→ **TASK OBJECTIVE**: Give every line below again, exactly.
----------------------------------------
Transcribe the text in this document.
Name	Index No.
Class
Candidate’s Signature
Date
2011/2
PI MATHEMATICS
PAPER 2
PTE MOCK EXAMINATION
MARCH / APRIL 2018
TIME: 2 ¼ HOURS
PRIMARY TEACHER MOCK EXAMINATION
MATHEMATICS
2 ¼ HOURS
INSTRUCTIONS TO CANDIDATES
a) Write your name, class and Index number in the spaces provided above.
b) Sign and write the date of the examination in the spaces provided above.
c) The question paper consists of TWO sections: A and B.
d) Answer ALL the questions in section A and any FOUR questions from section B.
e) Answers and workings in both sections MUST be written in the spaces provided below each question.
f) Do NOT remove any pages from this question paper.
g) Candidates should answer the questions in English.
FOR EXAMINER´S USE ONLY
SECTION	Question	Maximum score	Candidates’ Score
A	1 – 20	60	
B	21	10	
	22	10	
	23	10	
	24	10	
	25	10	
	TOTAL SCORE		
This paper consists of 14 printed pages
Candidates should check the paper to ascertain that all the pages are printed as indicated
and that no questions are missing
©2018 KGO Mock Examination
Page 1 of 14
----------------------------------------
→ **OUTPUT OF THE TASK**:
Transcribe the text in this document.
Name	Index No.
Class
Candidate’s Signature
Date
2011/2
PI MATHEMATICS
PAPER 2
PTE MOCK EXAMINATION
MARCH / APRIL 2018
TIME: 2 ¼ HOURS
PRIMARY TEACHER MOCK EXAMINATION
MATHEMATICS
2 ¼ HOURS
INSTRUCTIONS TO CANDIDATES
a) Write your name, class and Index number in the spaces provided above.
b) Sign and write the date of the examination in the spaces provided above.
c) The question paper consists of TWO sections: A and B.
d) Answer ALL the questions in section A and any FOUR questions from section B.
e) Answers and workings in both sections MUST be written in the spaces provided below each question.
f) Do NOT remove any pages from this question paper.
g) Candidates should answer the questions in English.
FOR EXAMINER´S USE ONLY
SECTION	Question	Maximum score	Candidates’ Score
A	1 – 20	60	
B	21	10	
	22	10	
	23	10	
	24	10	
	25	10	
	TOTAL SCORE		
This paper consists of 14 printed pages
Candidates should check the paper to ascertain that all the pages are printed as indicated
and that no questions are missing
©2018 KGO Mock Examination
Page 1 of 14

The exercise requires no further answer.